> [WORK REQUIRED]:
Check each line of the listing below for the string "color", and copy the ones that have it.

[start]

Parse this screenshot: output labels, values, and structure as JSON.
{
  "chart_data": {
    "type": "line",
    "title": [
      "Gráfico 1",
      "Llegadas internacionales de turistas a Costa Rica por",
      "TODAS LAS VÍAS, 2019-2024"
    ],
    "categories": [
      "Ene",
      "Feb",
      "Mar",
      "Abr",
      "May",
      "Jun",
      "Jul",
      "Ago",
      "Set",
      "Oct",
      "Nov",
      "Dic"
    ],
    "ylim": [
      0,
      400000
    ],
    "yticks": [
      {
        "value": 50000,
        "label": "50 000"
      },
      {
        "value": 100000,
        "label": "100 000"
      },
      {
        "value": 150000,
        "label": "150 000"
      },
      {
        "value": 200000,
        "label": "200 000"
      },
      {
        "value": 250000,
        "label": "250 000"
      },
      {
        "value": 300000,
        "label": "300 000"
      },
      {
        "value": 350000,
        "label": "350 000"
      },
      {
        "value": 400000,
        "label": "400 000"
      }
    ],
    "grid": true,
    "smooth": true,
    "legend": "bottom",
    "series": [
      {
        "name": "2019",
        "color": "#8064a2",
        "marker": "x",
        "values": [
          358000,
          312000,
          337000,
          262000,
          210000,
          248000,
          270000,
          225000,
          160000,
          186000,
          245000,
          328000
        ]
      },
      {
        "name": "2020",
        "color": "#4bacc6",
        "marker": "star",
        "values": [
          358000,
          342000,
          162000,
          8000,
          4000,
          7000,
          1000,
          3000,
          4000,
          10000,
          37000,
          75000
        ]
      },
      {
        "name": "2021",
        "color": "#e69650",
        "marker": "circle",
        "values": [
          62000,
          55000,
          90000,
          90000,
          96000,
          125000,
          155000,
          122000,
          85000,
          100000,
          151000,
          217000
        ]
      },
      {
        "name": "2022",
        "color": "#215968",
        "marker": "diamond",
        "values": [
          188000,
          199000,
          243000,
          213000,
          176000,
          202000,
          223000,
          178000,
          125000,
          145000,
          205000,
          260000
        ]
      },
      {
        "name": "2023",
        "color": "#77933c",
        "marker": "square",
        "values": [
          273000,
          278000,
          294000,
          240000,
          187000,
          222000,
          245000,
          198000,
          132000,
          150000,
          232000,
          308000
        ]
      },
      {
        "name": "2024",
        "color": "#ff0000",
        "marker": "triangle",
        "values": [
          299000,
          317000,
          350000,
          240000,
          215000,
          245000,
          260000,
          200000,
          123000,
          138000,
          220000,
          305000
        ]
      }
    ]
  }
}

[end]

> [SOLUTION BELOW]:
        "color": "#8064a2",
        "color": "#4bacc6",
        "color": "#e69650",
        "color": "#215968",
        "color": "#77933c",
        "color": "#ff0000",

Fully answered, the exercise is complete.